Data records
..........
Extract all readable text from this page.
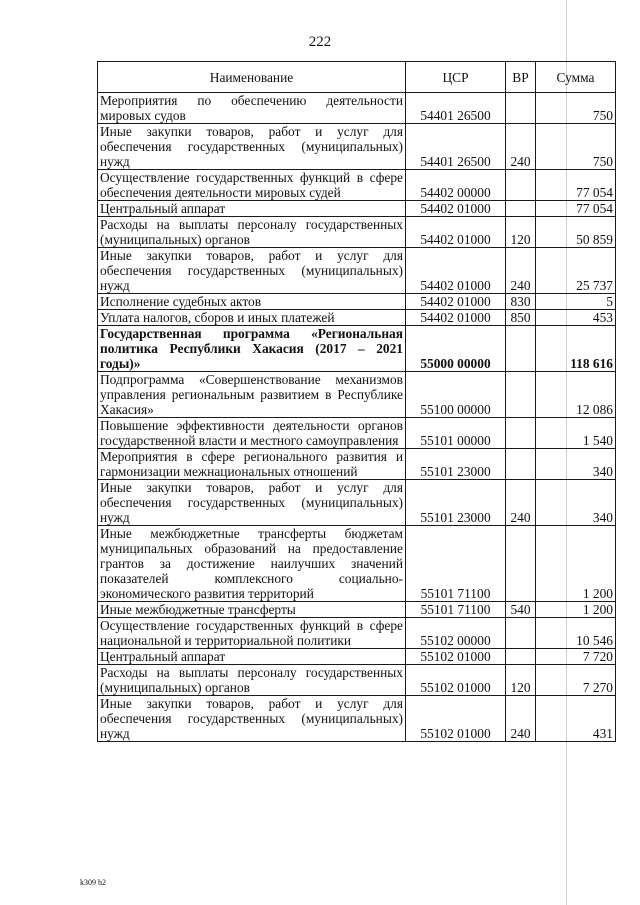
222
Наименование	ЦСР	ВР	Сумма
Мероприятия по обеспечению деятельности мировых судов	54401 26500		750
Иные закупки товаров, работ и услуг для обеспечения государственных (муниципальных) нужд	54401 26500	240	750
Осуществление государственных функций в сфере обеспечения деятельности мировых судей	54402 00000		77 054
Центральный аппарат	54402 01000		77 054
Расходы на выплаты персоналу государственных (муниципальных) органов	54402 01000	120	50 859
Иные закупки товаров, работ и услуг для обеспечения государственных (муниципальных) нужд	54402 01000	240	25 737
Исполнение судебных актов	54402 01000	830	5
Уплата налогов, сборов и иных платежей	54402 01000	850	453
Государственная программа «Региональная политика Республики Хакасия (2017 – 2021 годы)»	55000 00000		118 616
Подпрограмма «Совершенствование механизмов управления региональным развитием в Республике Хакасия»	55100 00000		12 086
Повышение эффективности деятельности органов государственной власти и местного самоуправления	55101 00000		1 540
Мероприятия в сфере регионального развития и гармонизации межнациональных отношений	55101 23000		340
Иные закупки товаров, работ и услуг для обеспечения государственных (муниципальных) нужд	55101 23000	240	340
Иные межбюджетные трансферты бюджетам муниципальных образований на предоставление грантов за достижение наилучших значений показателей комплексного социально-экономического развития территорий	55101 71100		1 200
Иные межбюджетные трансферты	55101 71100	540	1 200
Осуществление государственных функций в сфере национальной и территориальной политики	55102 00000		10 546
Центральный аппарат	55102 01000		7 720
Расходы на выплаты персоналу государственных (муниципальных) органов	55102 01000	120	7 270
Иные закупки товаров, работ и услуг для обеспечения государственных (муниципальных) нужд	55102 01000	240	431
k309 h2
..........
Aim of the task
Give the entries again without a single change, but with no pictures.

Written response
Extract all readable text from this page.
222
Наименование	ЦСР	ВР	Сумма
Мероприятия по обеспечению деятельности мировых судов	54401 26500		750
Иные закупки товаров, работ и услуг для обеспечения государственных (муниципальных) нужд	54401 26500	240	750
Осуществление государственных функций в сфере обеспечения деятельности мировых судей	54402 00000		77 054
Центральный аппарат	54402 01000		77 054
Расходы на выплаты персоналу государственных (муниципальных) органов	54402 01000	120	50 859
Иные закупки товаров, работ и услуг для обеспечения государственных (муниципальных) нужд	54402 01000	240	25 737
Исполнение судебных актов	54402 01000	830	5
Уплата налогов, сборов и иных платежей	54402 01000	850	453
Государственная программа «Региональная политика Республики Хакасия (2017 – 2021 годы)»	55000 00000		118 616
Подпрограмма «Совершенствование механизмов управления региональным развитием в Республике Хакасия»	55100 00000		12 086
Повышение эффективности деятельности органов государственной власти и местного самоуправления	55101 00000		1 540
Мероприятия в сфере регионального развития и гармонизации межнациональных отношений	55101 23000		340
Иные закупки товаров, работ и услуг для обеспечения государственных (муниципальных) нужд	55101 23000	240	340
Иные межбюджетные трансферты бюджетам муниципальных образований на предоставление грантов за достижение наилучших значений показателей комплексного социально-экономического развития территорий	55101 71100		1 200
Иные межбюджетные трансферты	55101 71100	540	1 200
Осуществление государственных функций в сфере национальной и территориальной политики	55102 00000		10 546
Центральный аппарат	55102 01000		7 720
Расходы на выплаты персоналу государственных (муниципальных) органов	55102 01000	120	7 270
Иные закупки товаров, работ и услуг для обеспечения государственных (муниципальных) нужд	55102 01000	240	431
k309 h2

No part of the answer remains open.